#### Input for this task ####

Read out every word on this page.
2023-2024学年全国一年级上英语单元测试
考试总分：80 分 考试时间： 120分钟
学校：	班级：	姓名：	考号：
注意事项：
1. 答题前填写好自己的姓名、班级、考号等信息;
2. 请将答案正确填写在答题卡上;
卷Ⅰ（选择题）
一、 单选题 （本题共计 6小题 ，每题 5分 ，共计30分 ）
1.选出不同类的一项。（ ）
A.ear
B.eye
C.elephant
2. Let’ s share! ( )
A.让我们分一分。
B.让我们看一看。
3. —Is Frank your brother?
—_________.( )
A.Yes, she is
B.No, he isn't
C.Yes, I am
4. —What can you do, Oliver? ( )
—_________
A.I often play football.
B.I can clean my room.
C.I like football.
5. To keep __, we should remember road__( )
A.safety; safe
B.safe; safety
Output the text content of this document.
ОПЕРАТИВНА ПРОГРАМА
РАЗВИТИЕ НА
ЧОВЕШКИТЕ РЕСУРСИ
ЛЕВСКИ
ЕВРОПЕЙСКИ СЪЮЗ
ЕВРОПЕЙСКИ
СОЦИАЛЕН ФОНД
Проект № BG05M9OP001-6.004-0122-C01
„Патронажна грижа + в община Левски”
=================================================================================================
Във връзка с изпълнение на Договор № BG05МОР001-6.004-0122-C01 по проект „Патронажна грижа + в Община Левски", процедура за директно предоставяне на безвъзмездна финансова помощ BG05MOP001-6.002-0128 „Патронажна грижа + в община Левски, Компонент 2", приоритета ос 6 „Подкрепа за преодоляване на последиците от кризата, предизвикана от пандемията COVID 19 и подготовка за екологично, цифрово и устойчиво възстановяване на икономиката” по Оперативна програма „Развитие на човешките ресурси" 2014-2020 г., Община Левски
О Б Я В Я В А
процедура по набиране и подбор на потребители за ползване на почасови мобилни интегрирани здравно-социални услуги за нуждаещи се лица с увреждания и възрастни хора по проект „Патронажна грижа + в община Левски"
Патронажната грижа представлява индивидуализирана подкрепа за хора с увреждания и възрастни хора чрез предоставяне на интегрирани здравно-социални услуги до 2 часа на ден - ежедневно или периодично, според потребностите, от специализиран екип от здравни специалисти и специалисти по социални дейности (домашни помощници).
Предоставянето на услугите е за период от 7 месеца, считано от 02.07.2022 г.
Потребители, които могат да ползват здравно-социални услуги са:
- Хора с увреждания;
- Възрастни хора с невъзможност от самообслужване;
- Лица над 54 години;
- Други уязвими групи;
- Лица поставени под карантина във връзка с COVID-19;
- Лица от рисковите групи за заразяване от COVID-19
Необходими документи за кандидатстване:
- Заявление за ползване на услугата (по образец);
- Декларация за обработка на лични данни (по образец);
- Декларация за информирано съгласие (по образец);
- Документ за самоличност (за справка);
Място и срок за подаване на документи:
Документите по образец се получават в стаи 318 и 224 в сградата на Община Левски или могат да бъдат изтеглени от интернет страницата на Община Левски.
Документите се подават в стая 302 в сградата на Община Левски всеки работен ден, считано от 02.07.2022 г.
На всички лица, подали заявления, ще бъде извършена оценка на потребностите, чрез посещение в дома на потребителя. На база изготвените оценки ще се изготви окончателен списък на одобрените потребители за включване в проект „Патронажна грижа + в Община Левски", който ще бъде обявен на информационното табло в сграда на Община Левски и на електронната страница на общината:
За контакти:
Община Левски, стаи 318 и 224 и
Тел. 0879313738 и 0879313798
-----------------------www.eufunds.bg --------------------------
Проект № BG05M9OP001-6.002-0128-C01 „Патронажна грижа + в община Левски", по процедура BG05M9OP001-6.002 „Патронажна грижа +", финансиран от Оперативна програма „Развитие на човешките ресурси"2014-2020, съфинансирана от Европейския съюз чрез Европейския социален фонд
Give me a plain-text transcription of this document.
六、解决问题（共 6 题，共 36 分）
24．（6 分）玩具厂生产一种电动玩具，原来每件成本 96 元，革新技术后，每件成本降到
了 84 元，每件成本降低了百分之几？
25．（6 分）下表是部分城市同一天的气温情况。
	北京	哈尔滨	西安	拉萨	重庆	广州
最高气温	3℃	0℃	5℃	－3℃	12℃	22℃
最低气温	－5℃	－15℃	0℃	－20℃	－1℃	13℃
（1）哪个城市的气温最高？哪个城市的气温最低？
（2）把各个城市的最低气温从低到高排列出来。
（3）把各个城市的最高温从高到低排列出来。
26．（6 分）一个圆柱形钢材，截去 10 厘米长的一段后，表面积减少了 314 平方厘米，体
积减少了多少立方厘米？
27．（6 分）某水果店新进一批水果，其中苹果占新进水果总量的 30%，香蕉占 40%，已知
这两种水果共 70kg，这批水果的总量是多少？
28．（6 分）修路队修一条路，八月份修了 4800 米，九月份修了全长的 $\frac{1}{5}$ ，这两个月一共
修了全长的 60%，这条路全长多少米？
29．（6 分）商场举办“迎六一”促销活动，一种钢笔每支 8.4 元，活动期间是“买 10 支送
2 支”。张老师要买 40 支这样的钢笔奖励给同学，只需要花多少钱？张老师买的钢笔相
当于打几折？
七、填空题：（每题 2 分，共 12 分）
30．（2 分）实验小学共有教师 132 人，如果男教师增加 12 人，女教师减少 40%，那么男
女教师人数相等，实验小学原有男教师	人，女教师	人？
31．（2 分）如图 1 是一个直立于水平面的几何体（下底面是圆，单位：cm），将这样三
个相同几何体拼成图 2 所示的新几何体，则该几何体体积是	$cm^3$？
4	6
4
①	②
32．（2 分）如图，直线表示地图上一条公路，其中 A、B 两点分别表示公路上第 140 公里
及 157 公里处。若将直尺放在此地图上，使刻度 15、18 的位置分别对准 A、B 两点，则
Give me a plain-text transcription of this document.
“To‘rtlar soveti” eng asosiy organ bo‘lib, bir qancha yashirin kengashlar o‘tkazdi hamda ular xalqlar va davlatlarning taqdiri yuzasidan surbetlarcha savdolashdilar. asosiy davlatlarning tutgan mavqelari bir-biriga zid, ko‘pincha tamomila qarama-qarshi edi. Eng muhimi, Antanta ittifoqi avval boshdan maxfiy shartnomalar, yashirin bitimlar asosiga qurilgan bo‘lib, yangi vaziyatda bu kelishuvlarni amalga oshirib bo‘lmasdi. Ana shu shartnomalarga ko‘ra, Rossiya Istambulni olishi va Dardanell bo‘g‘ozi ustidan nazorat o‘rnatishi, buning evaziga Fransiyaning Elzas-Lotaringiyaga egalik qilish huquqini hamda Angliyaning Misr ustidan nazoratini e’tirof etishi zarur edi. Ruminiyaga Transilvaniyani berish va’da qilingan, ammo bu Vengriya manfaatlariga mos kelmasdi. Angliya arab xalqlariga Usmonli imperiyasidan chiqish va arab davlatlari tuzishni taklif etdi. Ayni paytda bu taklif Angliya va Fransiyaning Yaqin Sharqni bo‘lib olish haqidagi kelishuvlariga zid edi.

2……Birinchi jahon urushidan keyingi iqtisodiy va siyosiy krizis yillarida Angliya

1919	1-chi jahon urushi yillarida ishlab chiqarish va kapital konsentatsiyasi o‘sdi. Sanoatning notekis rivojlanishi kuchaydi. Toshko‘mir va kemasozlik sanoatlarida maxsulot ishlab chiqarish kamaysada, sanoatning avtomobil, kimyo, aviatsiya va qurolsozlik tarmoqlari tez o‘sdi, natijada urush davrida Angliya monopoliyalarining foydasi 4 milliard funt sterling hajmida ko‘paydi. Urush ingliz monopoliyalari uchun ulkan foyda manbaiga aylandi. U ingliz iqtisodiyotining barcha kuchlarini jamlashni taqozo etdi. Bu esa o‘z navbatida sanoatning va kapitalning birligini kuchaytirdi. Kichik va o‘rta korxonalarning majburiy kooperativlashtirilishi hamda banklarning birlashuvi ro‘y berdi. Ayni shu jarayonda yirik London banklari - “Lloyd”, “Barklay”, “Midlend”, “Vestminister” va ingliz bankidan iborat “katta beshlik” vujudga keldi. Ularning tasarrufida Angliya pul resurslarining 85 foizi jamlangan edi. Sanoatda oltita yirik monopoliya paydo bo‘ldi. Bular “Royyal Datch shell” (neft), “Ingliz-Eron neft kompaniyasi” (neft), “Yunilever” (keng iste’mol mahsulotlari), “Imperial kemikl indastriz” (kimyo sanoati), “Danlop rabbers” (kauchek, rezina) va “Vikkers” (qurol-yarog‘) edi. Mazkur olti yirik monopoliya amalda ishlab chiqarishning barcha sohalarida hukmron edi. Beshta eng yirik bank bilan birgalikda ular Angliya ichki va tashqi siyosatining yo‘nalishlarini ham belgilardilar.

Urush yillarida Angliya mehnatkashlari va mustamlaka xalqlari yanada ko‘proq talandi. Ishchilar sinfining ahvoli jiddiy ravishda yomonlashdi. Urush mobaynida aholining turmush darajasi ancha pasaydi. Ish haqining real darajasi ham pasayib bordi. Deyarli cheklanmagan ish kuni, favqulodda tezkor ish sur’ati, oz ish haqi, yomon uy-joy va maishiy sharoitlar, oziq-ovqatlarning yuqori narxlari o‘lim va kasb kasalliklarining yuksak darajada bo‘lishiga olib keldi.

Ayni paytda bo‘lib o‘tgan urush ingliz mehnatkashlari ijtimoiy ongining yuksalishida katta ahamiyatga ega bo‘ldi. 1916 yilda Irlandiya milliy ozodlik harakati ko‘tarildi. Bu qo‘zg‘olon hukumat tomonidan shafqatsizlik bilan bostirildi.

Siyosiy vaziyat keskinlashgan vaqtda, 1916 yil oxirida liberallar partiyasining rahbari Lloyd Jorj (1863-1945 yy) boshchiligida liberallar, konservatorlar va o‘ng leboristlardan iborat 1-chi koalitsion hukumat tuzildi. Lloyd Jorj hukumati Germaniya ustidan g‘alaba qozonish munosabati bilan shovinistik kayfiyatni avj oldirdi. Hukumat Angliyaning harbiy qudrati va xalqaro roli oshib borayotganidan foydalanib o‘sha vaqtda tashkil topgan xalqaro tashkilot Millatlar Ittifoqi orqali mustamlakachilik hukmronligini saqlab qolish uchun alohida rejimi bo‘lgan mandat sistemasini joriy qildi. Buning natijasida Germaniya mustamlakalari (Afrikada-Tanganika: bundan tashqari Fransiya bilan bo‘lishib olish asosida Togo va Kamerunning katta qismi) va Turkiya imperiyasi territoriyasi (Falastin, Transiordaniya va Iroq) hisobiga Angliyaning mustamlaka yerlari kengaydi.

####

▸ **Exercise description**
Write down every line of the data above that includes the string "ползване".

▸ **Output below**
процедура по набиране и подбор на потребители за ползване на почасови мобилни интегрирани здравно-социални услуги за нуждаещи се лица с увреждания и възрастни хора по проект „Патронажна грижа + в община Левски"
- Заявление за ползване на услугата (по образец);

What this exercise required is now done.